** START OF DATA SHOWN **

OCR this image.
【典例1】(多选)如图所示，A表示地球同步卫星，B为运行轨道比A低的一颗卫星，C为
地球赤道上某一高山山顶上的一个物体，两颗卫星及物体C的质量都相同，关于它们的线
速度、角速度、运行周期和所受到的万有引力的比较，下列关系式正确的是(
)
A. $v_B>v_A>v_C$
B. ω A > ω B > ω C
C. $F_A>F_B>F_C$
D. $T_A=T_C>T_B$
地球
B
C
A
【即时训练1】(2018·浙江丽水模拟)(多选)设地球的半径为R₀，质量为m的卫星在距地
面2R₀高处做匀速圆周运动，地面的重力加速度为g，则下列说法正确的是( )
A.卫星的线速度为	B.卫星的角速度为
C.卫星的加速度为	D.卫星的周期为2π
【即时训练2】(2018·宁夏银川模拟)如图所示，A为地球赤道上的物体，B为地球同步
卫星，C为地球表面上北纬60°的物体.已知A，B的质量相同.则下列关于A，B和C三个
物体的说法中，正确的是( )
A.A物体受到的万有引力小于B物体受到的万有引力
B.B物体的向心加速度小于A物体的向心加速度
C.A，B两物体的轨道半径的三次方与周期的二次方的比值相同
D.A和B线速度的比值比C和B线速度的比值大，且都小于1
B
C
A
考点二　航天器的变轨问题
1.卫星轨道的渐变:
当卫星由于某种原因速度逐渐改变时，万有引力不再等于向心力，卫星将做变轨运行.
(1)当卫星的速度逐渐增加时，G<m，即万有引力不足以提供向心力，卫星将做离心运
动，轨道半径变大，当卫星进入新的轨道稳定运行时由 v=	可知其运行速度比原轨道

** END OF DATA SHOWN **

◆ DIRECTIONS FOR THIS TASK:
Output the records verbatim, from the first line to the last.

◆ EXERCISE SOLUTION:
OCR this image.
【典例1】(多选)如图所示，A表示地球同步卫星，B为运行轨道比A低的一颗卫星，C为
地球赤道上某一高山山顶上的一个物体，两颗卫星及物体C的质量都相同，关于它们的线
速度、角速度、运行周期和所受到的万有引力的比较，下列关系式正确的是(
)
A. $v_B>v_A>v_C$
B. ω A > ω B > ω C
C. $F_A>F_B>F_C$
D. $T_A=T_C>T_B$
地球
B
C
A
【即时训练1】(2018·浙江丽水模拟)(多选)设地球的半径为R₀，质量为m的卫星在距地
面2R₀高处做匀速圆周运动，地面的重力加速度为g，则下列说法正确的是( )
A.卫星的线速度为	B.卫星的角速度为
C.卫星的加速度为	D.卫星的周期为2π
【即时训练2】(2018·宁夏银川模拟)如图所示，A为地球赤道上的物体，B为地球同步
卫星，C为地球表面上北纬60°的物体.已知A，B的质量相同.则下列关于A，B和C三个
物体的说法中，正确的是( )
A.A物体受到的万有引力小于B物体受到的万有引力
B.B物体的向心加速度小于A物体的向心加速度
C.A，B两物体的轨道半径的三次方与周期的二次方的比值相同
D.A和B线速度的比值比C和B线速度的比值大，且都小于1
B
C
A
考点二　航天器的变轨问题
1.卫星轨道的渐变:
当卫星由于某种原因速度逐渐改变时，万有引力不再等于向心力，卫星将做变轨运行.
(1)当卫星的速度逐渐增加时，G<m，即万有引力不足以提供向心力，卫星将做离心运
动，轨道半径变大，当卫星进入新的轨道稳定运行时由 v=	可知其运行速度比原轨道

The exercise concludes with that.